■ Task objective
Omit the pictures from the entries below and retype everything else exactly.

____ Provided material

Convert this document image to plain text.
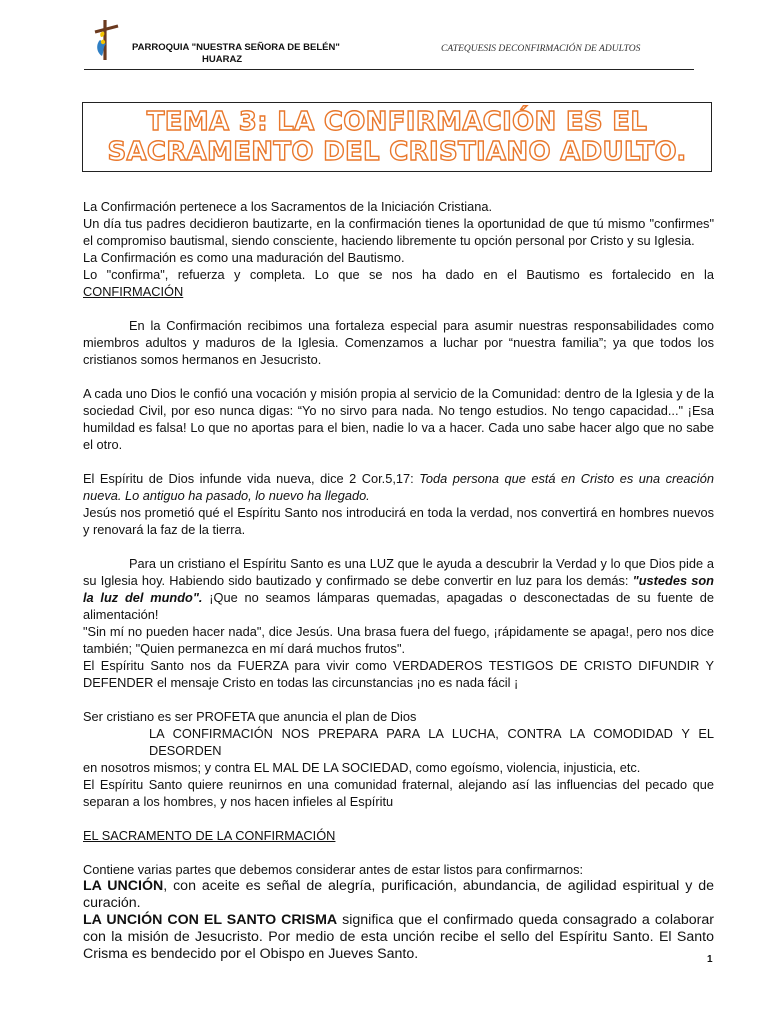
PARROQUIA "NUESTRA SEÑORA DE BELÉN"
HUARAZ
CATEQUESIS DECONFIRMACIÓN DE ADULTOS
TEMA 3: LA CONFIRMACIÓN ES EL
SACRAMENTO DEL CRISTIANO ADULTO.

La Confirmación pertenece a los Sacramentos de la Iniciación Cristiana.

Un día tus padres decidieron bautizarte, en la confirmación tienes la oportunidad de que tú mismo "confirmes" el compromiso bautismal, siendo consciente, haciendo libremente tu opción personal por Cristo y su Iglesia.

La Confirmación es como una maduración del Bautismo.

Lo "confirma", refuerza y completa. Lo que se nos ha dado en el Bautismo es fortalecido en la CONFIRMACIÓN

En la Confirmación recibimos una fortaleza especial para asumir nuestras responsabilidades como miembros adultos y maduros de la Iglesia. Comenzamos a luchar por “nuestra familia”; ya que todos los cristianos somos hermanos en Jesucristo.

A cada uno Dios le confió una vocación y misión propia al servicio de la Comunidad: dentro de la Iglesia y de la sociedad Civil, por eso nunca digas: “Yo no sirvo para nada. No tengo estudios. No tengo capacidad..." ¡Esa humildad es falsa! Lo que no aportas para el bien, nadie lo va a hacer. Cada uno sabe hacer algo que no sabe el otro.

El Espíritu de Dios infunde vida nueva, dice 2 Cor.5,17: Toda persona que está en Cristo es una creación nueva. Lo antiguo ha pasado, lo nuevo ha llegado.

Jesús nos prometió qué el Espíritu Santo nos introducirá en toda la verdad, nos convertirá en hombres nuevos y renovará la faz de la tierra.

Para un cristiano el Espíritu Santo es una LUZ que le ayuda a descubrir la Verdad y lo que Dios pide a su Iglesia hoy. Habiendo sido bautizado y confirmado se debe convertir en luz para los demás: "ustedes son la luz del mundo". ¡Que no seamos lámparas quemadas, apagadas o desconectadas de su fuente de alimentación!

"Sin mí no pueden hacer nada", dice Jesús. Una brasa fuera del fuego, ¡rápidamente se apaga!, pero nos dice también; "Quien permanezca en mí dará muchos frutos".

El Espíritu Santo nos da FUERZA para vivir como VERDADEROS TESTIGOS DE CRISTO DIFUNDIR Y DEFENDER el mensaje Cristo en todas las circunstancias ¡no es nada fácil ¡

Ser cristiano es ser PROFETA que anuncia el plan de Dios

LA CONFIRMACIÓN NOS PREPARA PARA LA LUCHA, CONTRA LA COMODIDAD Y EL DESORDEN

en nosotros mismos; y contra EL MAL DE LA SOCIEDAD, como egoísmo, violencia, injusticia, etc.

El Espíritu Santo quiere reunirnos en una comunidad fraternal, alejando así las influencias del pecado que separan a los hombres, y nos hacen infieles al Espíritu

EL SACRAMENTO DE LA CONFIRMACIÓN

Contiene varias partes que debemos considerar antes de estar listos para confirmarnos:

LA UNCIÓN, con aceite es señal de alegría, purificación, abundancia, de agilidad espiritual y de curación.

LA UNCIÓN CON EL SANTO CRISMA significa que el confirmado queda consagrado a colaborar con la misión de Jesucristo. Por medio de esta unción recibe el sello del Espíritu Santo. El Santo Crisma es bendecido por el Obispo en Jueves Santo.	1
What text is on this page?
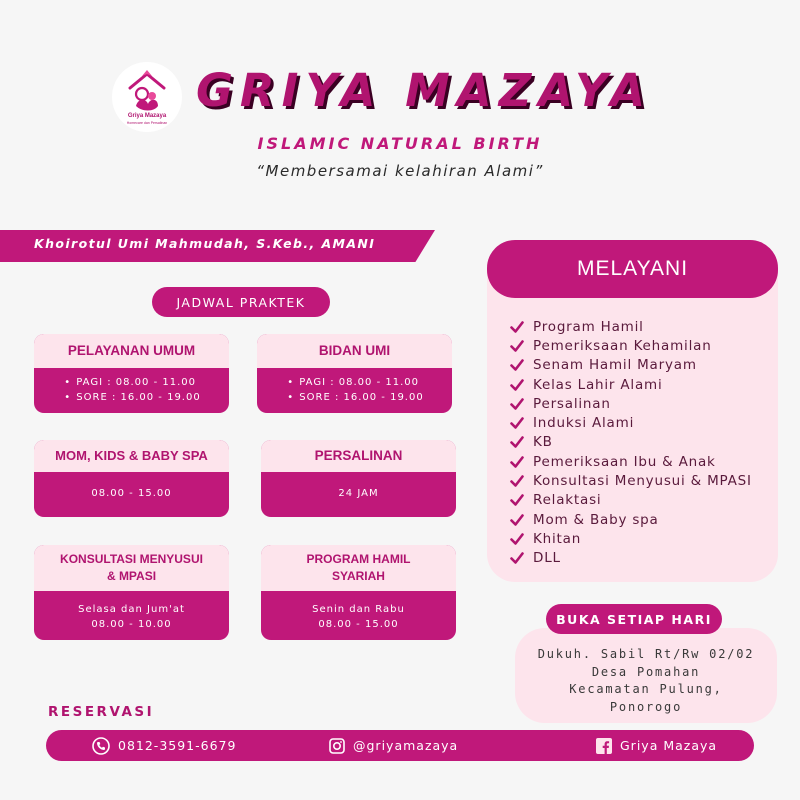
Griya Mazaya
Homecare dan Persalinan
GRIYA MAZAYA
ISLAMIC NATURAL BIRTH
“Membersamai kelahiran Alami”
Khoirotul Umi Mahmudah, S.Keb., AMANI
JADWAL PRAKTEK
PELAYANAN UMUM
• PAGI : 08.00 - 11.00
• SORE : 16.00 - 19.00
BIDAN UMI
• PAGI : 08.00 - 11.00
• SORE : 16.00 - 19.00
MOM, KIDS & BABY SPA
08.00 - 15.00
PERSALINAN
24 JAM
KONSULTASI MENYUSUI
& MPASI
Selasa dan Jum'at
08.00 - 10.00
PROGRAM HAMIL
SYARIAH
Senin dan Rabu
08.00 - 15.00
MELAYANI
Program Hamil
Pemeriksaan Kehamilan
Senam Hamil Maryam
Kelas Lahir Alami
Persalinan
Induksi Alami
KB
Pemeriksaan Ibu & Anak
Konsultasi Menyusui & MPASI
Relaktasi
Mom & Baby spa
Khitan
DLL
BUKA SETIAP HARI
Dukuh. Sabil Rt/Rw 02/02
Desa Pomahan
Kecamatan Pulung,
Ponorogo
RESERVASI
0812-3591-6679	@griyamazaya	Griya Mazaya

________

■ Solution to this task
Convert this document image to plain text.
PARROQUIA "NUESTRA SEÑORA DE BELÉN"
HUARAZ
CATEQUESIS DECONFIRMACIÓN DE ADULTOS
TEMA 3: LA CONFIRMACIÓN ES EL
SACRAMENTO DEL CRISTIANO ADULTO.

La Confirmación pertenece a los Sacramentos de la Iniciación Cristiana.

Un día tus padres decidieron bautizarte, en la confirmación tienes la oportunidad de que tú mismo "confirmes" el compromiso bautismal, siendo consciente, haciendo libremente tu opción personal por Cristo y su Iglesia.

La Confirmación es como una maduración del Bautismo.

Lo "confirma", refuerza y completa. Lo que se nos ha dado en el Bautismo es fortalecido en la CONFIRMACIÓN

En la Confirmación recibimos una fortaleza especial para asumir nuestras responsabilidades como miembros adultos y maduros de la Iglesia. Comenzamos a luchar por “nuestra familia”; ya que todos los cristianos somos hermanos en Jesucristo.

A cada uno Dios le confió una vocación y misión propia al servicio de la Comunidad: dentro de la Iglesia y de la sociedad Civil, por eso nunca digas: “Yo no sirvo para nada. No tengo estudios. No tengo capacidad..." ¡Esa humildad es falsa! Lo que no aportas para el bien, nadie lo va a hacer. Cada uno sabe hacer algo que no sabe el otro.

El Espíritu de Dios infunde vida nueva, dice 2 Cor.5,17: Toda persona que está en Cristo es una creación nueva. Lo antiguo ha pasado, lo nuevo ha llegado.

Jesús nos prometió qué el Espíritu Santo nos introducirá en toda la verdad, nos convertirá en hombres nuevos y renovará la faz de la tierra.

Para un cristiano el Espíritu Santo es una LUZ que le ayuda a descubrir la Verdad y lo que Dios pide a su Iglesia hoy. Habiendo sido bautizado y confirmado se debe convertir en luz para los demás: "ustedes son la luz del mundo". ¡Que no seamos lámparas quemadas, apagadas o desconectadas de su fuente de alimentación!

"Sin mí no pueden hacer nada", dice Jesús. Una brasa fuera del fuego, ¡rápidamente se apaga!, pero nos dice también; "Quien permanezca en mí dará muchos frutos".

El Espíritu Santo nos da FUERZA para vivir como VERDADEROS TESTIGOS DE CRISTO DIFUNDIR Y DEFENDER el mensaje Cristo en todas las circunstancias ¡no es nada fácil ¡

Ser cristiano es ser PROFETA que anuncia el plan de Dios

LA CONFIRMACIÓN NOS PREPARA PARA LA LUCHA, CONTRA LA COMODIDAD Y EL DESORDEN

en nosotros mismos; y contra EL MAL DE LA SOCIEDAD, como egoísmo, violencia, injusticia, etc.

El Espíritu Santo quiere reunirnos en una comunidad fraternal, alejando así las influencias del pecado que separan a los hombres, y nos hacen infieles al Espíritu

EL SACRAMENTO DE LA CONFIRMACIÓN

Contiene varias partes que debemos considerar antes de estar listos para confirmarnos:

LA UNCIÓN, con aceite es señal de alegría, purificación, abundancia, de agilidad espiritual y de curación.

LA UNCIÓN CON EL SANTO CRISMA significa que el confirmado queda consagrado a colaborar con la misión de Jesucristo. Por medio de esta unción recibe el sello del Espíritu Santo. El Santo Crisma es bendecido por el Obispo en Jueves Santo.	1
What text is on this page?
Griya Mazaya
Homecare dan Persalinan
GRIYA MAZAYA
ISLAMIC NATURAL BIRTH
“Membersamai kelahiran Alami”
Khoirotul Umi Mahmudah, S.Keb., AMANI
JADWAL PRAKTEK
PELAYANAN UMUM
• PAGI : 08.00 - 11.00
• SORE : 16.00 - 19.00
BIDAN UMI
• PAGI : 08.00 - 11.00
• SORE : 16.00 - 19.00
MOM, KIDS & BABY SPA
08.00 - 15.00
PERSALINAN
24 JAM
KONSULTASI MENYUSUI
& MPASI
Selasa dan Jum'at
08.00 - 10.00
PROGRAM HAMIL
SYARIAH
Senin dan Rabu
08.00 - 15.00
MELAYANI
Program Hamil
Pemeriksaan Kehamilan
Senam Hamil Maryam
Kelas Lahir Alami
Persalinan
Induksi Alami
KB
Pemeriksaan Ibu & Anak
Konsultasi Menyusui & MPASI
Relaktasi
Mom & Baby spa
Khitan
DLL
BUKA SETIAP HARI
Dukuh. Sabil Rt/Rw 02/02
Desa Pomahan
Kecamatan Pulung,
Ponorogo
RESERVASI
0812-3591-6679	@griyamazaya	Griya Mazaya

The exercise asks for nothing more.